WHAT NEEDS TO BE DONE: From the listing below, pull out the lines that hold "this".

Stored data:
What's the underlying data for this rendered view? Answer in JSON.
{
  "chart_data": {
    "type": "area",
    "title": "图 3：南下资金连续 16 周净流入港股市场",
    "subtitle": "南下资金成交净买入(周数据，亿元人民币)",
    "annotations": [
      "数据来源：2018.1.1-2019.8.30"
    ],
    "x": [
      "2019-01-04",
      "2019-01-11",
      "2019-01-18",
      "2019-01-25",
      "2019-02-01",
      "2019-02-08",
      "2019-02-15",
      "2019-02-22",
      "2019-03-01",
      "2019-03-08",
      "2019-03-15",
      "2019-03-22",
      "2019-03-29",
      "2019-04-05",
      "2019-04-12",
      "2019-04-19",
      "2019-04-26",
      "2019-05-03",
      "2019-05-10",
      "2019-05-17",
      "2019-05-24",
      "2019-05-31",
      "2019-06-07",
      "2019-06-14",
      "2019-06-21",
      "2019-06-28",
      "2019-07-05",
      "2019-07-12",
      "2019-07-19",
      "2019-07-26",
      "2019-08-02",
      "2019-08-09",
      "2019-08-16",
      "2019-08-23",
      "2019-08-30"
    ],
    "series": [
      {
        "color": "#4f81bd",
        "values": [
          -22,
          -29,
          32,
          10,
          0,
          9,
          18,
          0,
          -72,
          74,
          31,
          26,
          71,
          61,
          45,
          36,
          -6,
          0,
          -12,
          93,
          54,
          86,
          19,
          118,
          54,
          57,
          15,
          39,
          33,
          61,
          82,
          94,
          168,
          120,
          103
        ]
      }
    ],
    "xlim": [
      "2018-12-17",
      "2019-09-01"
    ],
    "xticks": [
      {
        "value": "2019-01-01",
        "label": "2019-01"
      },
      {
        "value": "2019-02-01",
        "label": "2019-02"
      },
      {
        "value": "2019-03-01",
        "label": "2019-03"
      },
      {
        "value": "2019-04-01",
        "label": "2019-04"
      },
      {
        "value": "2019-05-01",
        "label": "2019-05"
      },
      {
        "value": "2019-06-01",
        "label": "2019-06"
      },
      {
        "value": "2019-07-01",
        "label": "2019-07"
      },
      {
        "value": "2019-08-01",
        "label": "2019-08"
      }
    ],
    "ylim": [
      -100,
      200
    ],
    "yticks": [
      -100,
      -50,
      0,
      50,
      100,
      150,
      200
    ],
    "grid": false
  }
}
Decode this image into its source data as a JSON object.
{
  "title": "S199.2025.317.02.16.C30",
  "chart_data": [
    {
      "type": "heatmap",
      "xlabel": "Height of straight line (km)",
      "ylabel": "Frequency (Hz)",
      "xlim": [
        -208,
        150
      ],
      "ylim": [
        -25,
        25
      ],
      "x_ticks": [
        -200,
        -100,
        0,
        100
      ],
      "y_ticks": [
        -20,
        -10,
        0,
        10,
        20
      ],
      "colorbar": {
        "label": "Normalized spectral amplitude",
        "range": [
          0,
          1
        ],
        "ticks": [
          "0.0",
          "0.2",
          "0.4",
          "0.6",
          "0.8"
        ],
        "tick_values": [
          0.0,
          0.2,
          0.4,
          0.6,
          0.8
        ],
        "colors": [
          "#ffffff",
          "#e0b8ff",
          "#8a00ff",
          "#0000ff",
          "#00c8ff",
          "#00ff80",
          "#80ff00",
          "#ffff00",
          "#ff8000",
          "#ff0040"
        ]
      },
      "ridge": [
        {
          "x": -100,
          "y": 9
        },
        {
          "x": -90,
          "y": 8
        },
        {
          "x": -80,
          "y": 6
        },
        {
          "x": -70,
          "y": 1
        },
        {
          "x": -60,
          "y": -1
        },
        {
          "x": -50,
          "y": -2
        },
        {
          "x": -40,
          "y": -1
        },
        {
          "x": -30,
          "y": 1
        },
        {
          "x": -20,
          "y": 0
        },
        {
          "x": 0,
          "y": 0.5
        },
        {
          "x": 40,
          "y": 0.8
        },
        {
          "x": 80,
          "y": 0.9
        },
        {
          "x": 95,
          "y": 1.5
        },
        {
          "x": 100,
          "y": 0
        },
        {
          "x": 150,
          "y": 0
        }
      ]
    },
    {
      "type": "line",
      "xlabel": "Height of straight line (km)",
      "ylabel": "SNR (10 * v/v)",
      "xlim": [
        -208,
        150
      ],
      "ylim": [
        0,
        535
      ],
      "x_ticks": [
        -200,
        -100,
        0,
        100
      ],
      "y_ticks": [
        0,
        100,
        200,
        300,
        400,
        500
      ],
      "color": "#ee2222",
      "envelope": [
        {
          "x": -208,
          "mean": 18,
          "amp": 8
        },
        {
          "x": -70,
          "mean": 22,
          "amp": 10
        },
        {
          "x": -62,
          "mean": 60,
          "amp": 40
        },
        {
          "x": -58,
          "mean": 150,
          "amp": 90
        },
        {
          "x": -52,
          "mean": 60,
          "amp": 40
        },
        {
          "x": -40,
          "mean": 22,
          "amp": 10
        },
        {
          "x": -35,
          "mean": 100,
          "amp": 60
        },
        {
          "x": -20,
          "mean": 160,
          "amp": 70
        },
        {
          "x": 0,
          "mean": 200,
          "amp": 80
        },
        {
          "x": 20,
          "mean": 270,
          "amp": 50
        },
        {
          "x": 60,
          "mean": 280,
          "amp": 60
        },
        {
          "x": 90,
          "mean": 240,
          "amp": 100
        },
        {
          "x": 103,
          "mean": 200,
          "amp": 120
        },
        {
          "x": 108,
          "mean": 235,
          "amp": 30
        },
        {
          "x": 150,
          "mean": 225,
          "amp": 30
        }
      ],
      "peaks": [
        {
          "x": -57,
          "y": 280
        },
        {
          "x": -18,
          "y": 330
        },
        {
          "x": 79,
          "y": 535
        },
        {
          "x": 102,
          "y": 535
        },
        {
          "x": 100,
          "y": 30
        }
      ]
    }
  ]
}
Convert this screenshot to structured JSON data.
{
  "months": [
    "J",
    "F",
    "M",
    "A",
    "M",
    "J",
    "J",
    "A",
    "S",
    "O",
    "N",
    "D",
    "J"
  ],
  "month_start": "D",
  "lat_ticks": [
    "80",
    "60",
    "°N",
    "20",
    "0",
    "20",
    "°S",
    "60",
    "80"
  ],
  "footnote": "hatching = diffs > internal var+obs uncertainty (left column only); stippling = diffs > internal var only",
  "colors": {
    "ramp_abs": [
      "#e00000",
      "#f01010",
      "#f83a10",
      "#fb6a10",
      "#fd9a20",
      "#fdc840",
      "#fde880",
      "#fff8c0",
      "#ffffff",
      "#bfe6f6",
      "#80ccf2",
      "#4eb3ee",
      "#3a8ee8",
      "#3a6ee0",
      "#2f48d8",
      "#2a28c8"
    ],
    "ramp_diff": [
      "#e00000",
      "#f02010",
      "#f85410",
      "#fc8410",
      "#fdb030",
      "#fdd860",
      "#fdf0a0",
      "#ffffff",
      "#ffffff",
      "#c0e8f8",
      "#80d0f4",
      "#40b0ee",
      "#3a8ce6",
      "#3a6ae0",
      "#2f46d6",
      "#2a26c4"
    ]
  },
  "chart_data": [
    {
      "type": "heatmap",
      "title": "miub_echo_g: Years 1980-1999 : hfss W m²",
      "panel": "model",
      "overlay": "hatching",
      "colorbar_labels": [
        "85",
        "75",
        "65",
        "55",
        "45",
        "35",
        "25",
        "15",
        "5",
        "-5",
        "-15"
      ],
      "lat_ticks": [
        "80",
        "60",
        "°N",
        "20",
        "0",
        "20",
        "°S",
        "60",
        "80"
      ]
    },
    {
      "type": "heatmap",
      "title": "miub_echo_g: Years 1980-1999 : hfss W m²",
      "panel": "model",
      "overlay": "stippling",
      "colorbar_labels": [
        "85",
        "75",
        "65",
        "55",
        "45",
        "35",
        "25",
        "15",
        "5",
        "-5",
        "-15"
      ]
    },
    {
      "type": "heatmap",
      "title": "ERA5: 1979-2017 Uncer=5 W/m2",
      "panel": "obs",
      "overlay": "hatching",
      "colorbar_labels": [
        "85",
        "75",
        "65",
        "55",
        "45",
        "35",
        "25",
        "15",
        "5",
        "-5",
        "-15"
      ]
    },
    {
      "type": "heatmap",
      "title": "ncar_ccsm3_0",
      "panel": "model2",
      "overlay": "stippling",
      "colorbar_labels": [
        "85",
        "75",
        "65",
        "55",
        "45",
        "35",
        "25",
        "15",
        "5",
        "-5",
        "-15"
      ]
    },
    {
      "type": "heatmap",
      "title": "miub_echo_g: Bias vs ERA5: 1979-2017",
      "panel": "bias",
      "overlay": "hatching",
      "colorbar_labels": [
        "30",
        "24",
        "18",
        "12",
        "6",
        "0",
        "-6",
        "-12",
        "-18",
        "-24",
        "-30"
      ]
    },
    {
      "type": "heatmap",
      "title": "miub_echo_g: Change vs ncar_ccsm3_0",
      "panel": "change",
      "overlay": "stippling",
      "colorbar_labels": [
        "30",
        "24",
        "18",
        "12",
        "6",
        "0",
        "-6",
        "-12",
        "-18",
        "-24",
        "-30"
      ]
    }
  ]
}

EXPECTED ANSWER:
What's the underlying data for this rendered view? Answer in JSON.
Decode this image into its source data as a JSON object.
Convert this screenshot to structured JSON data.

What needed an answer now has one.